• _Requirement_: Show all lines of the listing that hold the word "bila".

• _Entries shown_:
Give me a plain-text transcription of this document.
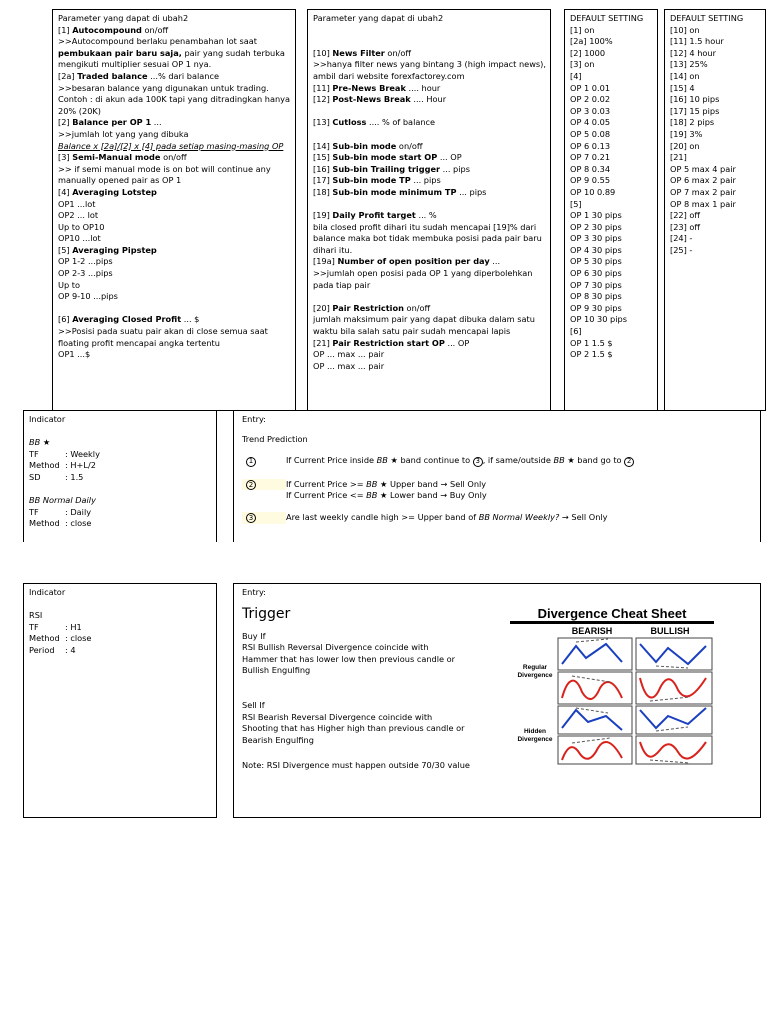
Parameter yang dapat di ubah2
[1] Autocompound on/off
>>Autocompound berlaku penambahan lot saat
pembukaan pair baru saja, pair yang sudah terbuka
mengikuti multiplier sesuai OP 1 nya.
[2a] Traded balance ...% dari balance
>>besaran balance yang digunakan untuk trading.
Contoh : di akun ada 100K tapi yang ditradingkan hanya
20% (20K)
[2] Balance per OP 1 ...
>>jumlah lot yang yang dibuka
Balance x [2a]/[2] x [4] pada setiap masing-masing OP
[3] Semi-Manual mode on/off
>> if semi manual mode is on bot will continue any
manually opened pair as OP 1
[4] Averaging Lotstep
OP1 ...lot
OP2 ... lot
Up to OP10
OP10 ...lot
[5] Averaging Pipstep
OP 1-2 ...pips
OP 2-3 ...pips
Up to
OP 9-10 ...pips
[6] Averaging Closed Profit ... $
>>Posisi pada suatu pair akan di close semua saat
floating profit mencapai angka tertentu
OP1 ...$
Parameter yang dapat di ubah2
[10] News Filter on/off
>>hanya filter news yang bintang 3 (high impact news),
ambil dari website forexfactorey.com
[11] Pre-News Break .... hour
[12] Post-News Break .... Hour
[13] Cutloss .... % of balance
[14] Sub-bin mode on/off
[15] Sub-bin mode start OP ... OP
[16] Sub-bin Trailing trigger ... pips
[17] Sub-bin mode TP ... pips
[18] Sub-bin mode minimum TP ... pips
[19] Daily Profit target ... %
bila closed profit dihari itu sudah mencapai [19]% dari
balance maka bot tidak membuka posisi pada pair baru
dihari itu.
[19a] Number of open position per day ...
>>jumlah open posisi pada OP 1 yang diperbolehkan
pada tiap pair
[20] Pair Restriction on/off
jumlah maksimum pair yang dapat dibuka dalam satu
waktu bila salah satu pair sudah mencapai lapis
[21] Pair Restriction start OP ... OP
OP ... max ... pair
OP ... max ... pair
DEFAULT SETTING
[1] on
[2a] 100%
[2] 1000
[3] on
[4]
OP 1 0.01
OP 2 0.02
OP 3 0.03
OP 4 0.05
OP 5 0.08
OP 6 0.13
OP 7 0.21
OP 8 0.34
OP 9 0.55
OP 10 0.89
[5]
OP 1 30 pips
OP 2 30 pips
OP 3 30 pips
OP 4 30 pips
OP 5 30 pips
OP 6 30 pips
OP 7 30 pips
OP 8 30 pips
OP 9 30 pips
OP 10 30 pips
[6]
OP 1 1.5 $
OP 2 1.5 $
DEFAULT SETTING
[10] on
[11] 1.5 hour
[12] 4 hour
[13] 25%
[14] on
[15] 4
[16] 10 pips
[17] 15 pips
[18] 2 pips
[19] 3%
[20] on
[21]
OP 5 max 4 pair
OP 6 max 2 pair
OP 7 max 2 pair
OP 8 max 1 pair
[22] off
[23] off
[24] -
[25] -
Indicator
BB ★
TF	: Weekly
Method : H+L/2
SD	: 1.5
BB Normal Daily
TF	: Daily
Method : close
Entry:
Trend Prediction
1	If Current Price inside BB ★ band continue to 3 , if same/outside BB ★ band go to 2
2	If Current Price >= BB ★ Upper band → Sell Only
If Current Price <= BB ★ Lower band → Buy Only
3	Are last weekly candle high >= Upper band of BB Normal Weekly? → Sell Only
Indicator
RSI
TF	: H1
Method : close
Period	: 4
Entry:
Trigger
Buy If
RSI Bullish Reversal Divergence coincide with
Hammer that has lower low then previous candle or
Bullish Engulfing
Sell If
RSI Bearish Reversal Divergence coincide with
Shooting that has Higher high than previous candle or
Bearish Engulfing
Note: RSI Divergence must happen outside 70/30 value
Divergence Cheat Sheet
BEARISH	BULLISH
Regular
Divergence
Hidden
Divergence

• _In response_:
bila closed profit dihari itu sudah mencapai [19]% dari
waktu bila salah satu pair sudah mencapai lapis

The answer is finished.